▸ **Information provided**
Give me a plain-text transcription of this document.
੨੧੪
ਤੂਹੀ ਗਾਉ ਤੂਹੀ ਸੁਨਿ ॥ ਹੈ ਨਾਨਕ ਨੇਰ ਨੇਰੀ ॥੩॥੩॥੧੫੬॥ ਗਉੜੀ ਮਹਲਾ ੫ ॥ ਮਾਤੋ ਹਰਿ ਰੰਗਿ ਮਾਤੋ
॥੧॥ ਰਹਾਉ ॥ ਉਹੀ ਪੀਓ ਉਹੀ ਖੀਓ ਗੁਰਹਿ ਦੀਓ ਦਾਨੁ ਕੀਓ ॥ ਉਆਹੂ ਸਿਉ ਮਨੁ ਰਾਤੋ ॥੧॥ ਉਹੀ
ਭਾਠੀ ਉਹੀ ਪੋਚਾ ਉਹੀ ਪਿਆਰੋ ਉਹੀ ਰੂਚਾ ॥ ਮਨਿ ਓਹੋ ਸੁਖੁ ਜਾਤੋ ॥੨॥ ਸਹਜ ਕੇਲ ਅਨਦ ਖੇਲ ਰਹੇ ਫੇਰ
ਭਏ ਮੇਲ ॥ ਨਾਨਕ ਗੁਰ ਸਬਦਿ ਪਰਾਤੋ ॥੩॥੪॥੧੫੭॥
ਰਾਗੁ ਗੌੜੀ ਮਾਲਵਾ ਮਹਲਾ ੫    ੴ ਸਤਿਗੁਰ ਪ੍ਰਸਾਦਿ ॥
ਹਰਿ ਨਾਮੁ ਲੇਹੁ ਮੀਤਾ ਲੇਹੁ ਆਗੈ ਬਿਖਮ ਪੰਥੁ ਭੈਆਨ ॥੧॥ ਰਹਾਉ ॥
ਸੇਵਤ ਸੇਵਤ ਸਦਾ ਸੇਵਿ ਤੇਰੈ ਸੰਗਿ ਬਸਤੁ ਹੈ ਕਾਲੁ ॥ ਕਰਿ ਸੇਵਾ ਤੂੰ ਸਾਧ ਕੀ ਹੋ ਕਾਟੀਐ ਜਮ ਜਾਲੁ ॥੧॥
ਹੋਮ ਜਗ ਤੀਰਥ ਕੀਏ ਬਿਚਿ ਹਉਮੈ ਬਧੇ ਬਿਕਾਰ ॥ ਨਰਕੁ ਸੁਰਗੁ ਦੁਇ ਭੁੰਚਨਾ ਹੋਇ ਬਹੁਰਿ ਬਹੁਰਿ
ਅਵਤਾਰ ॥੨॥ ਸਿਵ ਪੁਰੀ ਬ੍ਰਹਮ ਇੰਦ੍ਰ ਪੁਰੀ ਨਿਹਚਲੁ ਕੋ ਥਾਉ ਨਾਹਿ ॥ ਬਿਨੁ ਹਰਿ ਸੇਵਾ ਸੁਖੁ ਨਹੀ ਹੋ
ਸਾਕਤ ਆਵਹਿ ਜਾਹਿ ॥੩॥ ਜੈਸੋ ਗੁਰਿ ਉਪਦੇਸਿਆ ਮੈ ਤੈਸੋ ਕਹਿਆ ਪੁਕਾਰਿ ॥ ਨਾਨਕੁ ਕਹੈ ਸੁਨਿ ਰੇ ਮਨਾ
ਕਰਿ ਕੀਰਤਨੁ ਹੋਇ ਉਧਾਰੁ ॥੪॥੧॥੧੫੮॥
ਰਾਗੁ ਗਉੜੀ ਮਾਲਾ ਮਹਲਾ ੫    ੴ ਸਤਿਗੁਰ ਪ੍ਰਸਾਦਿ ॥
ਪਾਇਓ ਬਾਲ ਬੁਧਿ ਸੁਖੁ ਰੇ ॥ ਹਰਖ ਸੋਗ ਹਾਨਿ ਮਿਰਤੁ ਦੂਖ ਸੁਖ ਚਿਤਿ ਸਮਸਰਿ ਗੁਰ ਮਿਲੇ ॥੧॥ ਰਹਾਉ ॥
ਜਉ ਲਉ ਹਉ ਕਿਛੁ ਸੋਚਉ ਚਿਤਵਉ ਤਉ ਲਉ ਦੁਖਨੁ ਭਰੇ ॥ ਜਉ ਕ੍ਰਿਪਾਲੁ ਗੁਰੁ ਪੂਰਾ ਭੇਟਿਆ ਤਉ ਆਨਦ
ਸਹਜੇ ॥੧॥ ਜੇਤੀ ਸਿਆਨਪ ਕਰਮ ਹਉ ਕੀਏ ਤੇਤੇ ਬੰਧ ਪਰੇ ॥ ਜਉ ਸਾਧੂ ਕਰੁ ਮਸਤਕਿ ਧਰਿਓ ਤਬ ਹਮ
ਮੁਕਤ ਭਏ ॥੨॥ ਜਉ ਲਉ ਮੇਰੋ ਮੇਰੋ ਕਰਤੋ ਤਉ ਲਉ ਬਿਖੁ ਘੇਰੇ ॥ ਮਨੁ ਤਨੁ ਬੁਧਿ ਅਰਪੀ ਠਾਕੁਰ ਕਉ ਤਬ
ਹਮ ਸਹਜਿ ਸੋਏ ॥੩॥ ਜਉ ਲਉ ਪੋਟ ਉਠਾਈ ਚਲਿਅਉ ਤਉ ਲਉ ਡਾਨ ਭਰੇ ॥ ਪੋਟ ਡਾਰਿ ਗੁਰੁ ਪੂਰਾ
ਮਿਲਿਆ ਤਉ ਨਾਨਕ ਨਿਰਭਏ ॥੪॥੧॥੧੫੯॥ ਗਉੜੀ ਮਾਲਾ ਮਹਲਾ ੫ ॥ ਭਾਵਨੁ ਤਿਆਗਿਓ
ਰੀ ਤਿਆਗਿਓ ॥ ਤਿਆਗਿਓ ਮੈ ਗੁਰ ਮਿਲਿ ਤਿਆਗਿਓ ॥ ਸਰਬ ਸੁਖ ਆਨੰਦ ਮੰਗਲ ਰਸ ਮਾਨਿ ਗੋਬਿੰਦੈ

▸ **Task to complete**
Write out every entry again, keeping each line exactly the same.

▸ **Task response**
Give me a plain-text transcription of this document.
੨੧੪
ਤੂਹੀ ਗਾਉ ਤੂਹੀ ਸੁਨਿ ॥ ਹੈ ਨਾਨਕ ਨੇਰ ਨੇਰੀ ॥੩॥੩॥੧੫੬॥ ਗਉੜੀ ਮਹਲਾ ੫ ॥ ਮਾਤੋ ਹਰਿ ਰੰਗਿ ਮਾਤੋ
॥੧॥ ਰਹਾਉ ॥ ਉਹੀ ਪੀਓ ਉਹੀ ਖੀਓ ਗੁਰਹਿ ਦੀਓ ਦਾਨੁ ਕੀਓ ॥ ਉਆਹੂ ਸਿਉ ਮਨੁ ਰਾਤੋ ॥੧॥ ਉਹੀ
ਭਾਠੀ ਉਹੀ ਪੋਚਾ ਉਹੀ ਪਿਆਰੋ ਉਹੀ ਰੂਚਾ ॥ ਮਨਿ ਓਹੋ ਸੁਖੁ ਜਾਤੋ ॥੨॥ ਸਹਜ ਕੇਲ ਅਨਦ ਖੇਲ ਰਹੇ ਫੇਰ
ਭਏ ਮੇਲ ॥ ਨਾਨਕ ਗੁਰ ਸਬਦਿ ਪਰਾਤੋ ॥੩॥੪॥੧੫੭॥
ਰਾਗੁ ਗੌੜੀ ਮਾਲਵਾ ਮਹਲਾ ੫    ੴ ਸਤਿਗੁਰ ਪ੍ਰਸਾਦਿ ॥
ਹਰਿ ਨਾਮੁ ਲੇਹੁ ਮੀਤਾ ਲੇਹੁ ਆਗੈ ਬਿਖਮ ਪੰਥੁ ਭੈਆਨ ॥੧॥ ਰਹਾਉ ॥
ਸੇਵਤ ਸੇਵਤ ਸਦਾ ਸੇਵਿ ਤੇਰੈ ਸੰਗਿ ਬਸਤੁ ਹੈ ਕਾਲੁ ॥ ਕਰਿ ਸੇਵਾ ਤੂੰ ਸਾਧ ਕੀ ਹੋ ਕਾਟੀਐ ਜਮ ਜਾਲੁ ॥੧॥
ਹੋਮ ਜਗ ਤੀਰਥ ਕੀਏ ਬਿਚਿ ਹਉਮੈ ਬਧੇ ਬਿਕਾਰ ॥ ਨਰਕੁ ਸੁਰਗੁ ਦੁਇ ਭੁੰਚਨਾ ਹੋਇ ਬਹੁਰਿ ਬਹੁਰਿ
ਅਵਤਾਰ ॥੨॥ ਸਿਵ ਪੁਰੀ ਬ੍ਰਹਮ ਇੰਦ੍ਰ ਪੁਰੀ ਨਿਹਚਲੁ ਕੋ ਥਾਉ ਨਾਹਿ ॥ ਬਿਨੁ ਹਰਿ ਸੇਵਾ ਸੁਖੁ ਨਹੀ ਹੋ
ਸਾਕਤ ਆਵਹਿ ਜਾਹਿ ॥੩॥ ਜੈਸੋ ਗੁਰਿ ਉਪਦੇਸਿਆ ਮੈ ਤੈਸੋ ਕਹਿਆ ਪੁਕਾਰਿ ॥ ਨਾਨਕੁ ਕਹੈ ਸੁਨਿ ਰੇ ਮਨਾ
ਕਰਿ ਕੀਰਤਨੁ ਹੋਇ ਉਧਾਰੁ ॥੪॥੧॥੧੫੮॥
ਰਾਗੁ ਗਉੜੀ ਮਾਲਾ ਮਹਲਾ ੫    ੴ ਸਤਿਗੁਰ ਪ੍ਰਸਾਦਿ ॥
ਪਾਇਓ ਬਾਲ ਬੁਧਿ ਸੁਖੁ ਰੇ ॥ ਹਰਖ ਸੋਗ ਹਾਨਿ ਮਿਰਤੁ ਦੂਖ ਸੁਖ ਚਿਤਿ ਸਮਸਰਿ ਗੁਰ ਮਿਲੇ ॥੧॥ ਰਹਾਉ ॥
ਜਉ ਲਉ ਹਉ ਕਿਛੁ ਸੋਚਉ ਚਿਤਵਉ ਤਉ ਲਉ ਦੁਖਨੁ ਭਰੇ ॥ ਜਉ ਕ੍ਰਿਪਾਲੁ ਗੁਰੁ ਪੂਰਾ ਭੇਟਿਆ ਤਉ ਆਨਦ
ਸਹਜੇ ॥੧॥ ਜੇਤੀ ਸਿਆਨਪ ਕਰਮ ਹਉ ਕੀਏ ਤੇਤੇ ਬੰਧ ਪਰੇ ॥ ਜਉ ਸਾਧੂ ਕਰੁ ਮਸਤਕਿ ਧਰਿਓ ਤਬ ਹਮ
ਮੁਕਤ ਭਏ ॥੨॥ ਜਉ ਲਉ ਮੇਰੋ ਮੇਰੋ ਕਰਤੋ ਤਉ ਲਉ ਬਿਖੁ ਘੇਰੇ ॥ ਮਨੁ ਤਨੁ ਬੁਧਿ ਅਰਪੀ ਠਾਕੁਰ ਕਉ ਤਬ
ਹਮ ਸਹਜਿ ਸੋਏ ॥੩॥ ਜਉ ਲਉ ਪੋਟ ਉਠਾਈ ਚਲਿਅਉ ਤਉ ਲਉ ਡਾਨ ਭਰੇ ॥ ਪੋਟ ਡਾਰਿ ਗੁਰੁ ਪੂਰਾ
ਮਿਲਿਆ ਤਉ ਨਾਨਕ ਨਿਰਭਏ ॥੪॥੧॥੧੫੯॥ ਗਉੜੀ ਮਾਲਾ ਮਹਲਾ ੫ ॥ ਭਾਵਨੁ ਤਿਆਗਿਓ
ਰੀ ਤਿਆਗਿਓ ॥ ਤਿਆਗਿਓ ਮੈ ਗੁਰ ਮਿਲਿ ਤਿਆਗਿਓ ॥ ਸਰਬ ਸੁਖ ਆਨੰਦ ਮੰਗਲ ਰਸ ਮਾਨਿ ਗੋਬਿੰਦੈ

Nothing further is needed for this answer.